WHAT THE TASK ASKS: Output the material beneath this task exactly, images excluded.

Data listing:
# # # # #

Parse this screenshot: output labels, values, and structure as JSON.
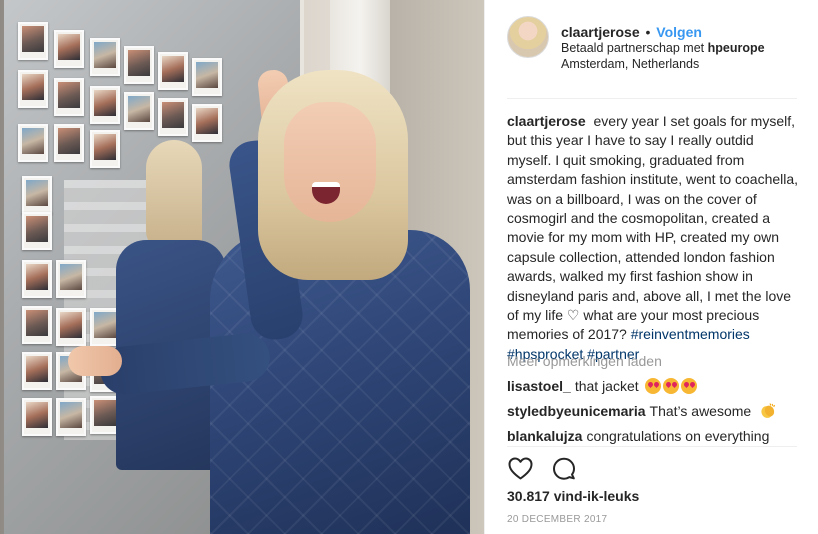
{
  "post": {
    "photo_alt": "",
    "header": {
      "username": "claartjerose",
      "separator": "•",
      "follow_label": "Volgen",
      "partnership_prefix": "Betaald partnerschap met",
      "partner": "hpeurope",
      "location": "Amsterdam, Netherlands"
    },
    "caption": {
      "username": "claartjerose",
      "text": "every year I set goals for myself, but this year I have to say I really outdid myself. I quit smoking, graduated from amsterdam fashion institute, went to coachella, was on a billboard, I was on the cover of cosmogirl and the cosmopolitan, created a movie for my mom with HP, created my own capsule collection, attended london fashion awards, walked my first fashion show in disneyland paris and, above all, I met the love of my life ♡ what are your most precious memories of 2017?",
      "hashtags": "#reinventmemories #hpsprocket #partner"
    },
    "load_more_label": "Meer opmerkingen laden",
    "comments": [
      {
        "username": "lisastoel_",
        "text": "that jacket",
        "emoji": "heart-eyes-x3"
      },
      {
        "username": "styledbyeunicemaria",
        "text": "That’s awesome",
        "emoji": "clapping-hands"
      },
      {
        "username": "blankalujza",
        "text": "congratulations on everything",
        "emoji": ""
      }
    ],
    "actions": {
      "like_icon": "heart-outline-icon",
      "comment_icon": "speech-bubble-icon"
    },
    "likes_label": "30.817 vind-ik-leuks",
    "date": "20 DECEMBER 2017"
  },
  "colors": {
    "link_blue": "#3897f0",
    "hashtag_blue": "#003569",
    "muted_gray": "#999999",
    "text": "#262626",
    "jacket_blue": "#2f4677"
  }
}
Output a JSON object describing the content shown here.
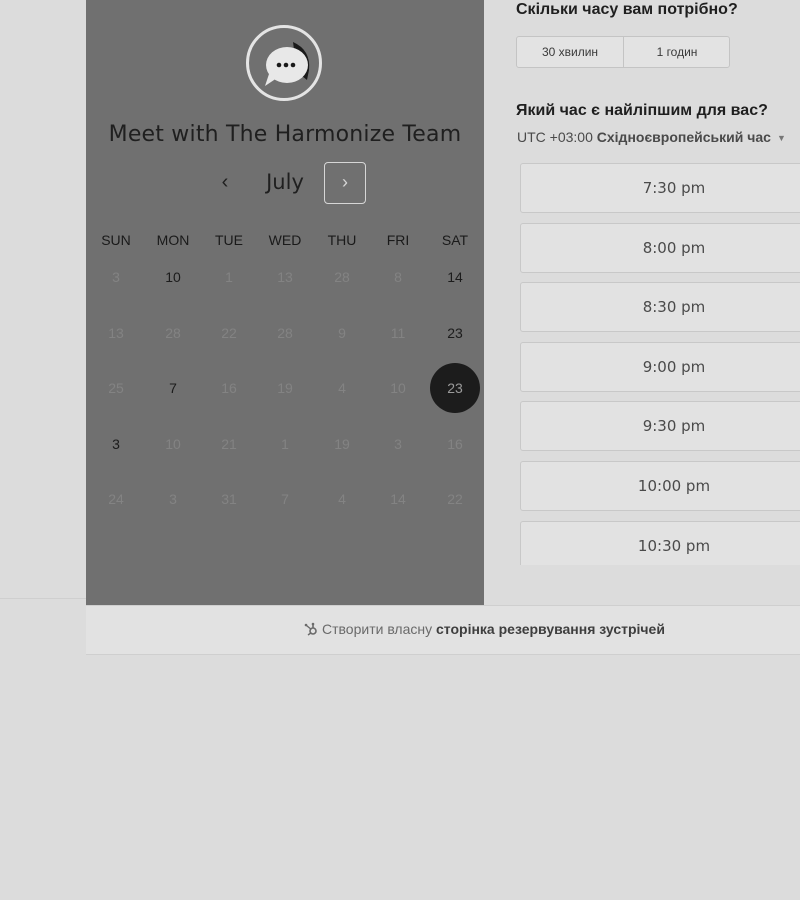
{
  "left_panel": {
    "logo_icon": "chat-bubble-icon",
    "title": "Meet with The Harmonize Team",
    "month": "July",
    "prev_icon": "‹",
    "next_icon": "›",
    "day_headers": [
      "SUN",
      "MON",
      "TUE",
      "WED",
      "THU",
      "FRI",
      "SAT"
    ],
    "weeks": [
      [
        {
          "d": "3",
          "a": false
        },
        {
          "d": "10",
          "a": true
        },
        {
          "d": "1",
          "a": false
        },
        {
          "d": "13",
          "a": false
        },
        {
          "d": "28",
          "a": false
        },
        {
          "d": "8",
          "a": false
        },
        {
          "d": "14",
          "a": true
        }
      ],
      [
        {
          "d": "13",
          "a": false
        },
        {
          "d": "28",
          "a": false
        },
        {
          "d": "22",
          "a": false
        },
        {
          "d": "28",
          "a": false
        },
        {
          "d": "9",
          "a": false
        },
        {
          "d": "11",
          "a": false
        },
        {
          "d": "23",
          "a": true
        }
      ],
      [
        {
          "d": "25",
          "a": false
        },
        {
          "d": "7",
          "a": true
        },
        {
          "d": "16",
          "a": false
        },
        {
          "d": "19",
          "a": false
        },
        {
          "d": "4",
          "a": false
        },
        {
          "d": "10",
          "a": false
        },
        {
          "d": "23",
          "a": true,
          "s": true
        }
      ],
      [
        {
          "d": "3",
          "a": true
        },
        {
          "d": "10",
          "a": false
        },
        {
          "d": "21",
          "a": false
        },
        {
          "d": "1",
          "a": false
        },
        {
          "d": "19",
          "a": false
        },
        {
          "d": "3",
          "a": false
        },
        {
          "d": "16",
          "a": false
        }
      ],
      [
        {
          "d": "24",
          "a": false
        },
        {
          "d": "3",
          "a": false
        },
        {
          "d": "31",
          "a": false
        },
        {
          "d": "7",
          "a": false
        },
        {
          "d": "4",
          "a": false
        },
        {
          "d": "14",
          "a": false
        },
        {
          "d": "22",
          "a": false
        }
      ]
    ]
  },
  "right_panel": {
    "duration_question": "Скільки часу вам потрібно?",
    "durations": [
      "30 хвилин",
      "1 годин"
    ],
    "time_question": "Який час є найліпшим для вас?",
    "tz_offset": "UTC +03:00",
    "tz_name": "Східноєвропейський час",
    "slots": [
      "7:30 pm",
      "8:00 pm",
      "8:30 pm",
      "9:00 pm",
      "9:30 pm",
      "10:00 pm",
      "10:30 pm"
    ]
  },
  "footer": {
    "icon": "hubspot-icon",
    "prefix": "Створити власну",
    "link": "сторінка резервування зустрічей"
  },
  "colors": {
    "panel": "#707070",
    "page": "#dcdcdc",
    "selected_day": "#1c1c1c"
  }
}
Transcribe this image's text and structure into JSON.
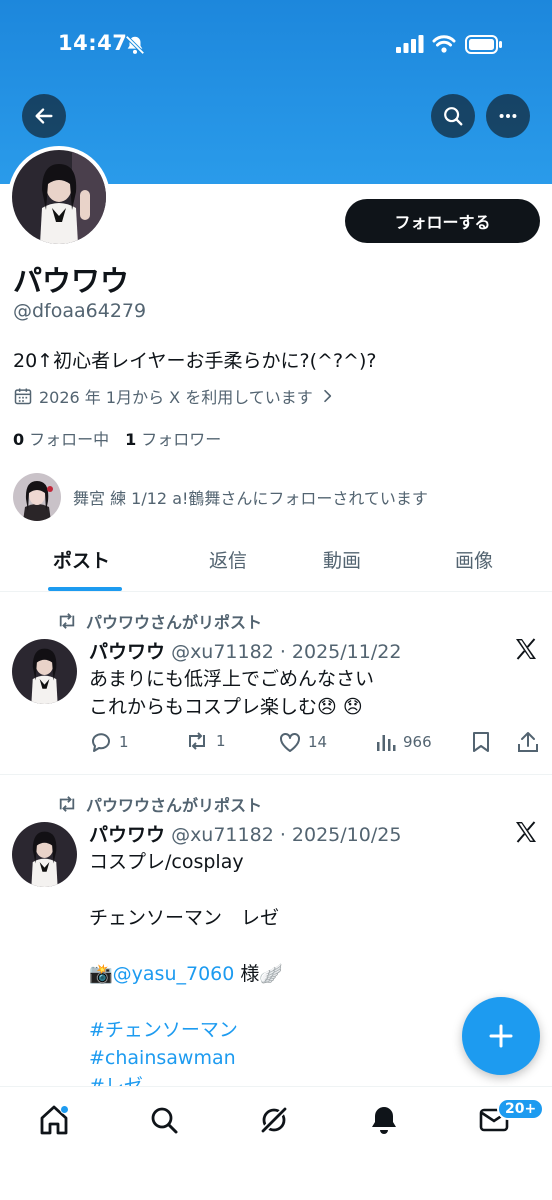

# # # # #

TASK OUTPUT:
Parse this screenshot: output labels, values, and structure as JSON.
{
  "post": {
    "photo_alt": "",
    "header": {
      "username": "claartjerose",
      "separator": "•",
      "follow_label": "Volgen",
      "partnership_prefix": "Betaald partnerschap met",
      "partner": "hpeurope",
      "location": "Amsterdam, Netherlands"
    },
    "caption": {
      "username": "claartjerose",
      "text": "every year I set goals for myself, but this year I have to say I really outdid myself. I quit smoking, graduated from amsterdam fashion institute, went to coachella, was on a billboard, I was on the cover of cosmogirl and the cosmopolitan, created a movie for my mom with HP, created my own capsule collection, attended london fashion awards, walked my first fashion show in disneyland paris and, above all, I met the love of my life ♡ what are your most precious memories of 2017?",
      "hashtags": "#reinventmemories #hpsprocket #partner"
    },
    "load_more_label": "Meer opmerkingen laden",
    "comments": [
      {
        "username": "lisastoel_",
        "text": "that jacket",
        "emoji": "heart-eyes-x3"
      },
      {
        "username": "styledbyeunicemaria",
        "text": "That’s awesome",
        "emoji": "clapping-hands"
      },
      {
        "username": "blankalujza",
        "text": "congratulations on everything",
        "emoji": ""
      }
    ],
    "actions": {
      "like_icon": "heart-outline-icon",
      "comment_icon": "speech-bubble-icon"
    },
    "likes_label": "30.817 vind-ik-leuks",
    "date": "20 DECEMBER 2017"
  },
  "colors": {
    "link_blue": "#3897f0",
    "hashtag_blue": "#003569",
    "muted_gray": "#999999",
    "text": "#262626",
    "jacket_blue": "#2f4677"
  }
}
Output a JSON object describing the content shown here.
{
  "left_panel": {
    "logo_icon": "chat-bubble-icon",
    "title": "Meet with The Harmonize Team",
    "month": "July",
    "prev_icon": "‹",
    "next_icon": "›",
    "day_headers": [
      "SUN",
      "MON",
      "TUE",
      "WED",
      "THU",
      "FRI",
      "SAT"
    ],
    "weeks": [
      [
        {
          "d": "3",
          "a": false
        },
        {
          "d": "10",
          "a": true
        },
        {
          "d": "1",
          "a": false
        },
        {
          "d": "13",
          "a": false
        },
        {
          "d": "28",
          "a": false
        },
        {
          "d": "8",
          "a": false
        },
        {
          "d": "14",
          "a": true
        }
      ],
      [
        {
          "d": "13",
          "a": false
        },
        {
          "d": "28",
          "a": false
        },
        {
          "d": "22",
          "a": false
        },
        {
          "d": "28",
          "a": false
        },
        {
          "d": "9",
          "a": false
        },
        {
          "d": "11",
          "a": false
        },
        {
          "d": "23",
          "a": true
        }
      ],
      [
        {
          "d": "25",
          "a": false
        },
        {
          "d": "7",
          "a": true
        },
        {
          "d": "16",
          "a": false
        },
        {
          "d": "19",
          "a": false
        },
        {
          "d": "4",
          "a": false
        },
        {
          "d": "10",
          "a": false
        },
        {
          "d": "23",
          "a": true,
          "s": true
        }
      ],
      [
        {
          "d": "3",
          "a": true
        },
        {
          "d": "10",
          "a": false
        },
        {
          "d": "21",
          "a": false
        },
        {
          "d": "1",
          "a": false
        },
        {
          "d": "19",
          "a": false
        },
        {
          "d": "3",
          "a": false
        },
        {
          "d": "16",
          "a": false
        }
      ],
      [
        {
          "d": "24",
          "a": false
        },
        {
          "d": "3",
          "a": false
        },
        {
          "d": "31",
          "a": false
        },
        {
          "d": "7",
          "a": false
        },
        {
          "d": "4",
          "a": false
        },
        {
          "d": "14",
          "a": false
        },
        {
          "d": "22",
          "a": false
        }
      ]
    ]
  },
  "right_panel": {
    "duration_question": "Скільки часу вам потрібно?",
    "durations": [
      "30 хвилин",
      "1 годин"
    ],
    "time_question": "Який час є найліпшим для вас?",
    "tz_offset": "UTC +03:00",
    "tz_name": "Східноєвропейський час",
    "slots": [
      "7:30 pm",
      "8:00 pm",
      "8:30 pm",
      "9:00 pm",
      "9:30 pm",
      "10:00 pm",
      "10:30 pm"
    ]
  },
  "footer": {
    "icon": "hubspot-icon",
    "prefix": "Створити власну",
    "link": "сторінка резервування зустрічей"
  },
  "colors": {
    "panel": "#707070",
    "page": "#dcdcdc",
    "selected_day": "#1c1c1c"
  }
}
Transcribe this image's text and structure into JSON.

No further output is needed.